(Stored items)
################
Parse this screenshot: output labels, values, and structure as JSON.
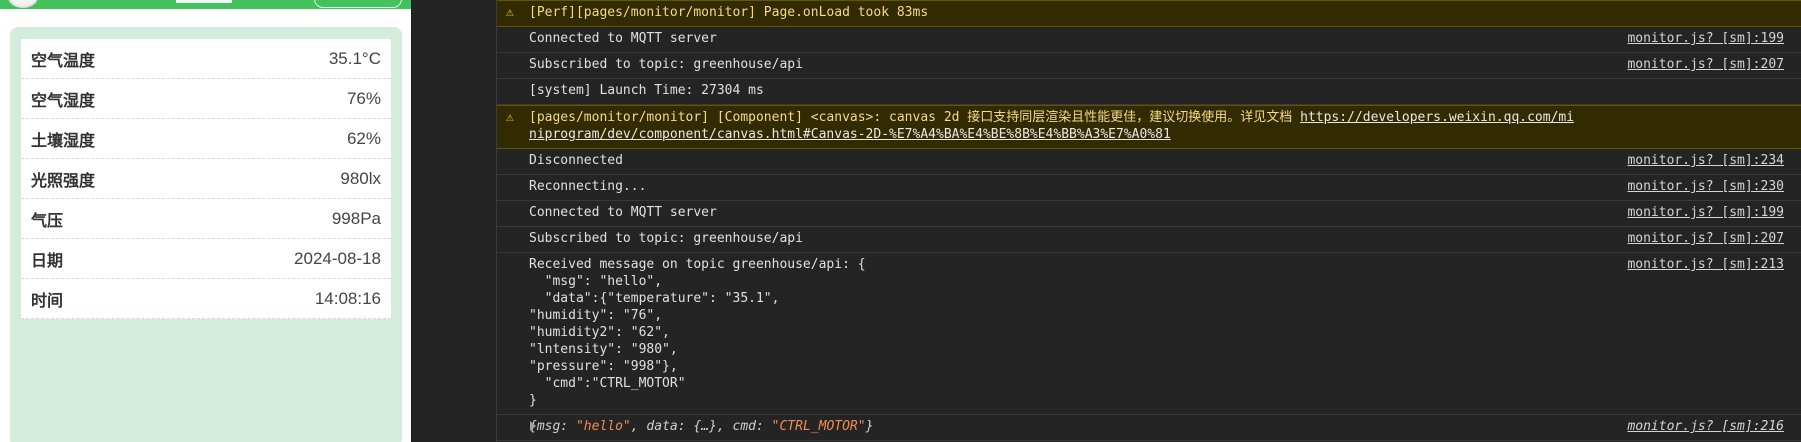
{
  "sensor_panel": {
    "rows": [
      {
        "label": "空气温度",
        "value": "35.1°C"
      },
      {
        "label": "空气湿度",
        "value": "76%"
      },
      {
        "label": "土壤湿度",
        "value": "62%"
      },
      {
        "label": "光照强度",
        "value": "980lx"
      },
      {
        "label": "气压",
        "value": "998Pa"
      },
      {
        "label": "日期",
        "value": "2024-08-18"
      },
      {
        "label": "时间",
        "value": "14:08:16"
      }
    ]
  },
  "console": {
    "perf_warning": "[Perf][pages/monitor/monitor] Page.onLoad took 83ms",
    "logs": [
      {
        "text": "Connected to MQTT server",
        "source": "monitor.js? [sm]:199"
      },
      {
        "text": "Subscribed to topic: greenhouse/api",
        "source": "monitor.js? [sm]:207"
      },
      {
        "text": "[system] Launch Time: 27304 ms",
        "source": ""
      }
    ],
    "canvas_warning": {
      "text": "[pages/monitor/monitor] [Component] <canvas>: canvas 2d 接口支持同层渲染且性能更佳，建议切换使用。详见文档 ",
      "link": "https://developers.weixin.qq.com/miniprogram/dev/component/canvas.html#Canvas-2D-%E7%A4%BA%E4%BE%8B%E4%BB%A3%E7%A0%81"
    },
    "logs2": [
      {
        "text": "Disconnected",
        "source": "monitor.js? [sm]:234"
      },
      {
        "text": "Reconnecting...",
        "source": "monitor.js? [sm]:230"
      },
      {
        "text": "Connected to MQTT server",
        "source": "monitor.js? [sm]:199"
      },
      {
        "text": "Subscribed to topic: greenhouse/api",
        "source": "monitor.js? [sm]:207"
      }
    ],
    "received": {
      "text": "Received message on topic greenhouse/api: {\n  \"msg\": \"hello\",\n  \"data\":{\"temperature\": \"35.1\",\n\"humidity\": \"76\",\n\"humidity2\": \"62\",\n\"lntensity\": \"980\",\n\"pressure\": \"998\"},\n  \"cmd\":\"CTRL_MOTOR\"\n}",
      "source": "monitor.js? [sm]:213"
    },
    "object_row": {
      "open": "{",
      "k1": "msg: ",
      "v1": "\"hello\"",
      "mid": ", data: {…}, ",
      "k3": "cmd: ",
      "v3": "\"CTRL_MOTOR\"",
      "close": "}",
      "source": "monitor.js? [sm]:216"
    }
  },
  "icons": {
    "warning": "⚠"
  },
  "colors": {
    "header_green": "#43c15d",
    "card_bg": "#d3ecdc",
    "console_bg": "#242424",
    "warn_bg": "#332b00",
    "string_orange": "#f28b54"
  }
}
################
## [Problem details]
Reproduce the material word for word, minus the images.

## [Exercise output]
Parse this screenshot: output labels, values, and structure as JSON.
{
  "sensor_panel": {
    "rows": [
      {
        "label": "空气温度",
        "value": "35.1°C"
      },
      {
        "label": "空气湿度",
        "value": "76%"
      },
      {
        "label": "土壤湿度",
        "value": "62%"
      },
      {
        "label": "光照强度",
        "value": "980lx"
      },
      {
        "label": "气压",
        "value": "998Pa"
      },
      {
        "label": "日期",
        "value": "2024-08-18"
      },
      {
        "label": "时间",
        "value": "14:08:16"
      }
    ]
  },
  "console": {
    "perf_warning": "[Perf][pages/monitor/monitor] Page.onLoad took 83ms",
    "logs": [
      {
        "text": "Connected to MQTT server",
        "source": "monitor.js? [sm]:199"
      },
      {
        "text": "Subscribed to topic: greenhouse/api",
        "source": "monitor.js? [sm]:207"
      },
      {
        "text": "[system] Launch Time: 27304 ms",
        "source": ""
      }
    ],
    "canvas_warning": {
      "text": "[pages/monitor/monitor] [Component] <canvas>: canvas 2d 接口支持同层渲染且性能更佳，建议切换使用。详见文档 ",
      "link": "https://developers.weixin.qq.com/miniprogram/dev/component/canvas.html#Canvas-2D-%E7%A4%BA%E4%BE%8B%E4%BB%A3%E7%A0%81"
    },
    "logs2": [
      {
        "text": "Disconnected",
        "source": "monitor.js? [sm]:234"
      },
      {
        "text": "Reconnecting...",
        "source": "monitor.js? [sm]:230"
      },
      {
        "text": "Connected to MQTT server",
        "source": "monitor.js? [sm]:199"
      },
      {
        "text": "Subscribed to topic: greenhouse/api",
        "source": "monitor.js? [sm]:207"
      }
    ],
    "received": {
      "text": "Received message on topic greenhouse/api: {\n  \"msg\": \"hello\",\n  \"data\":{\"temperature\": \"35.1\",\n\"humidity\": \"76\",\n\"humidity2\": \"62\",\n\"lntensity\": \"980\",\n\"pressure\": \"998\"},\n  \"cmd\":\"CTRL_MOTOR\"\n}",
      "source": "monitor.js? [sm]:213"
    },
    "object_row": {
      "open": "{",
      "k1": "msg: ",
      "v1": "\"hello\"",
      "mid": ", data: {…}, ",
      "k3": "cmd: ",
      "v3": "\"CTRL_MOTOR\"",
      "close": "}",
      "source": "monitor.js? [sm]:216"
    }
  },
  "icons": {
    "warning": "⚠"
  },
  "colors": {
    "header_green": "#43c15d",
    "card_bg": "#d3ecdc",
    "console_bg": "#242424",
    "warn_bg": "#332b00",
    "string_orange": "#f28b54"
  }
}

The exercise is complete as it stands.